◆ **CHECK YOUR UNDERSTANDING**
a - In the cider passage below, what year did Elizabeth Ryan buy Breezy Hill Orchard?
b - Transcribe the cider passage below word for word, from "With a degree" to "World flavor profile.".

== SOURCE PASSAGE ==

With a degree in pomology from Cornell University and intensive study of cider making in Somerset and Hereford, England, Ryan has been making and perfecting her cider techniques since the early 1980s. The result is an impressive collection of highly drinkable ciders in the traditional style featuring a robust New World flavor profile.

Hudson Valley Farmhouse Cider produces a line of exceptional farm-based ciders with style and character. The cidery is based at two beloved Hudson Valley farms, Breezy Hill Orchard near Rhinebeck and Stone Ridge Orchard near New Paltz, both known for their commitment to ecological growing and the production of highly flavored fruit.

MEET THE OWNER/ CIDER MAKER

Elizabeth Ryan

Elizabeth Ryan is the producer of Hudson Valley Farmhouse Cider. She is a renowned fruit grower and cider maker who studied cider making in Somerset and Hereford in England. Ryan made her first barrel of cider in 1980, while obtaining her Pomology degree at Cornell University. In 1984, she bought Breezy Hill Orchard in Dutchess County and her operation has been ever-expanding leading up to the launch of Hudson Valley Farmhouse Cider in 1996, and the addition of several farms and orchards including Stone Ridge Orchard near New Paltz.

===
== EXTRACTED INFORMATION ==

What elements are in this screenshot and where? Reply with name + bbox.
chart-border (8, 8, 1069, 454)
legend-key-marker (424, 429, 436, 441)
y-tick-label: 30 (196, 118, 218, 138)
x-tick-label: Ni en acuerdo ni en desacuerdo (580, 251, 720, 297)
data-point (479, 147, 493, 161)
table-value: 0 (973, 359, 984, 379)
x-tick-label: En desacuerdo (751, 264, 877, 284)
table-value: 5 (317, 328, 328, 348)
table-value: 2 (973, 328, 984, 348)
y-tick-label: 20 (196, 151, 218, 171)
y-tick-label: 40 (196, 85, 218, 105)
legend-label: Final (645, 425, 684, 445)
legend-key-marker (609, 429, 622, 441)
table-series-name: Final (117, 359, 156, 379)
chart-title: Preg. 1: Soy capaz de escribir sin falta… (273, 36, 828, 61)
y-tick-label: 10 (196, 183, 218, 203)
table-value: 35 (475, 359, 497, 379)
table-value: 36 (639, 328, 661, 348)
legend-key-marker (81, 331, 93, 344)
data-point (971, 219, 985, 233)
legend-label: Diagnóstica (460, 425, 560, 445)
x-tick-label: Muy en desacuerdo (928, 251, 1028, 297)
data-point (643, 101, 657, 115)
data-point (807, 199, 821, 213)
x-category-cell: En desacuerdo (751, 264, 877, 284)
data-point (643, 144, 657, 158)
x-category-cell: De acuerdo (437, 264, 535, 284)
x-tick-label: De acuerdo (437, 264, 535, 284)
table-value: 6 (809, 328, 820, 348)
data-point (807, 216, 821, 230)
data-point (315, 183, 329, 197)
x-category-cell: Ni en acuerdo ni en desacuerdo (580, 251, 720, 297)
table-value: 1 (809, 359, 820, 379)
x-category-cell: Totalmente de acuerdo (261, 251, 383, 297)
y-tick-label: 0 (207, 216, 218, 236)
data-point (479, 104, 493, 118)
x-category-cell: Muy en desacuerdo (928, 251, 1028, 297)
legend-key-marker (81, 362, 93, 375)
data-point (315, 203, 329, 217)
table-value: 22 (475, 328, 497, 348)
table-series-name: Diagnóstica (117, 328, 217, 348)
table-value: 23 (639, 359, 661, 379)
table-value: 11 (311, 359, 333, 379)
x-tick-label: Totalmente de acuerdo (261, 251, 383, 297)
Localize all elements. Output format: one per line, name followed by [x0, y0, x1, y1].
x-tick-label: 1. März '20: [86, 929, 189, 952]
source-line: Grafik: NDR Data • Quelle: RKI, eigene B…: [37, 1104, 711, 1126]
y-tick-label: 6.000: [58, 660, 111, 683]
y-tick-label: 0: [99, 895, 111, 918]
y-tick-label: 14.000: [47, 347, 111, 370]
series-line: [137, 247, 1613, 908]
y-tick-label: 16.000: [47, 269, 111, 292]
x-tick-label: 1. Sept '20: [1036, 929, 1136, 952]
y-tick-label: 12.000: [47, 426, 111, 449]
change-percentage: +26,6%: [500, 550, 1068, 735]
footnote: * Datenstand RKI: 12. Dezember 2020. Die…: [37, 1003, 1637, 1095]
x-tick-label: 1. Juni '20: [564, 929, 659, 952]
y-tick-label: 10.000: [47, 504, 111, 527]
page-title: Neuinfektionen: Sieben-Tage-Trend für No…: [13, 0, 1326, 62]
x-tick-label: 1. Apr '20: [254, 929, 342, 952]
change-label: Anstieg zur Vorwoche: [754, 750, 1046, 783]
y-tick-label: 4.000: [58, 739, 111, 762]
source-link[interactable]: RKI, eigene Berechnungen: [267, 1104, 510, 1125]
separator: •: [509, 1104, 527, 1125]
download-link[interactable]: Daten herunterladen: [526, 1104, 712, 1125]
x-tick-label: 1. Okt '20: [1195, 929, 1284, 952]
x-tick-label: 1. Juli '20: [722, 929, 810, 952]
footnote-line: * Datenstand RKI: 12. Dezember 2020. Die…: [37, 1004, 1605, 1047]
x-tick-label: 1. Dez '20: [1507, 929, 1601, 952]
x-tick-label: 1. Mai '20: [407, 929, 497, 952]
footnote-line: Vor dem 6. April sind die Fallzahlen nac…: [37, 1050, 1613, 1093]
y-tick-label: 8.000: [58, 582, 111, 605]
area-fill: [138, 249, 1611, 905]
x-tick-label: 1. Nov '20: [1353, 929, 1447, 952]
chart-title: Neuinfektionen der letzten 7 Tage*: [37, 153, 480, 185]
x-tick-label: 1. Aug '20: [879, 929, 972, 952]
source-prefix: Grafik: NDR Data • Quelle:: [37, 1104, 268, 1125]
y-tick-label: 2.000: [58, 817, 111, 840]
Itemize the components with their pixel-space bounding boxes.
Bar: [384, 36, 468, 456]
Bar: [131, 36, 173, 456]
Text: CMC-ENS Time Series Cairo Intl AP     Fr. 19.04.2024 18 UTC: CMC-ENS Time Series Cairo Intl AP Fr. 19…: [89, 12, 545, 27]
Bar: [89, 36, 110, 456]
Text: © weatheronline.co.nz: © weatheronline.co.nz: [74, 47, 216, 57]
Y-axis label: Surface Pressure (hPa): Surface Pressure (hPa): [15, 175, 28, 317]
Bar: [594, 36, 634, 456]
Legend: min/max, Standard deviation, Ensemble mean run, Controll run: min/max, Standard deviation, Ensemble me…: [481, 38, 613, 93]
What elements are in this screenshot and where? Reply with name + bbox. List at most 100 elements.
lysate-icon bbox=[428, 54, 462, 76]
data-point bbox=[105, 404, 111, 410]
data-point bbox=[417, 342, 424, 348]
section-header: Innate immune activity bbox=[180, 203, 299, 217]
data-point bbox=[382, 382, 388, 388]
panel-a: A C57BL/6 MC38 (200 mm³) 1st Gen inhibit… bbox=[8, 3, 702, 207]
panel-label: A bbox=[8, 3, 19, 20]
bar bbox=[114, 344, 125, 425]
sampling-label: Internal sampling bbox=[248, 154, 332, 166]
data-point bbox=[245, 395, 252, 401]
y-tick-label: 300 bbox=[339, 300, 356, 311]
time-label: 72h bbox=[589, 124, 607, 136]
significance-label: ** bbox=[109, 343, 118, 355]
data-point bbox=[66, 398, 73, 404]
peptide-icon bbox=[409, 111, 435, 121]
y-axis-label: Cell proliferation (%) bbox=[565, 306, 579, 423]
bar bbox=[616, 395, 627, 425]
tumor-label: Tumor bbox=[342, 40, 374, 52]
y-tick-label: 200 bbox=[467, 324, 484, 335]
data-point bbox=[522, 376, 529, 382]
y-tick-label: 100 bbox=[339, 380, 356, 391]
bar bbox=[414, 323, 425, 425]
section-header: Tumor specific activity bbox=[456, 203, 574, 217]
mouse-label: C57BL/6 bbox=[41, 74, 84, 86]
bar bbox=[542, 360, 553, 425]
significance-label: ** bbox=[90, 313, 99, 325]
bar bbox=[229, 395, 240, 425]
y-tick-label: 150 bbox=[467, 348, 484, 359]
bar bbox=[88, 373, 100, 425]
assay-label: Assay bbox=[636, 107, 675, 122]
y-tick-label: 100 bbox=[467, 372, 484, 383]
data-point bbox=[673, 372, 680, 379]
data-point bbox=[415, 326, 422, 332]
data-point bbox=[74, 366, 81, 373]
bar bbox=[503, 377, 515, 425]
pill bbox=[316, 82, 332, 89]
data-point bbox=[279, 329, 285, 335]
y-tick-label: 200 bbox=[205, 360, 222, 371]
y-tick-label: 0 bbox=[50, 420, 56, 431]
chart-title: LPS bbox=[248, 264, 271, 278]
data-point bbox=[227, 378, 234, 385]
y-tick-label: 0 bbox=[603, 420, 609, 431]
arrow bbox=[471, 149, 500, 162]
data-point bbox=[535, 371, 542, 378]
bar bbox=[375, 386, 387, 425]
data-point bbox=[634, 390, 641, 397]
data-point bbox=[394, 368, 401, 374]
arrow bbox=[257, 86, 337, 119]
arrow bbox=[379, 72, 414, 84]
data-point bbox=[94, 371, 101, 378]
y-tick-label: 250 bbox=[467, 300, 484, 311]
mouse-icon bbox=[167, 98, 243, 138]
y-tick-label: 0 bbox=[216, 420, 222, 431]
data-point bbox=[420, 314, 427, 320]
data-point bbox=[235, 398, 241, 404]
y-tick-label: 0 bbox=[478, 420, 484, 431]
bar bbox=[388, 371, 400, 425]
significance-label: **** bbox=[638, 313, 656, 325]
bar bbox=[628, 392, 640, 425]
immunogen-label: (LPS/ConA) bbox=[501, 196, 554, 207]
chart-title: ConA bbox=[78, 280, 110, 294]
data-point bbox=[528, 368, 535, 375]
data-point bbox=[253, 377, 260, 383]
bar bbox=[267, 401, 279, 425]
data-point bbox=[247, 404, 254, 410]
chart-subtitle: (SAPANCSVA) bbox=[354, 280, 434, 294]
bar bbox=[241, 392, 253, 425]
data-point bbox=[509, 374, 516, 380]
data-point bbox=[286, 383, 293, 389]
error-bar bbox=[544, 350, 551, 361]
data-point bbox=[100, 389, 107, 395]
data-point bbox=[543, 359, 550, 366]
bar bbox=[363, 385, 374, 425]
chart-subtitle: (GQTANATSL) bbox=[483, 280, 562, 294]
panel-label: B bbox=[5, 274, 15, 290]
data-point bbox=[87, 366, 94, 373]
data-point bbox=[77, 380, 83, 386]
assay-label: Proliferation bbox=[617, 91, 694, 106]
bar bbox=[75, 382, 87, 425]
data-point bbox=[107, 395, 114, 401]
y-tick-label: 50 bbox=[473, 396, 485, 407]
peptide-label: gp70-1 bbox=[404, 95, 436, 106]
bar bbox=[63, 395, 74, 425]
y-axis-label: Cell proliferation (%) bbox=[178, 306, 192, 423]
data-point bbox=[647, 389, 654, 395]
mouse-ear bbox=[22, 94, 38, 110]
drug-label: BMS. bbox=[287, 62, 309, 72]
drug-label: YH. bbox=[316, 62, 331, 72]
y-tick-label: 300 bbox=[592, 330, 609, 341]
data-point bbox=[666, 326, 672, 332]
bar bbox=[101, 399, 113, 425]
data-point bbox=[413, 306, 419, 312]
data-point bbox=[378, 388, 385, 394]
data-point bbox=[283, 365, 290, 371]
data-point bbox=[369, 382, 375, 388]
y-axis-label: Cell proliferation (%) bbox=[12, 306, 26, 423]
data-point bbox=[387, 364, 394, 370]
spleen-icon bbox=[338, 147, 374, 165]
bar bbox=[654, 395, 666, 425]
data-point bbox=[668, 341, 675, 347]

===

◆ **SOLVED PROBLEMS**
a - 1984

b -
With a degree in pomology from Cornell University and intensive study of cider making in Somerset and Hereford, England, Ryan has been making and perfecting her cider techniques since the early 1980s. The result is an impressive collection of highly drinkable ciders in the traditional style featuring a robust New World flavor profile.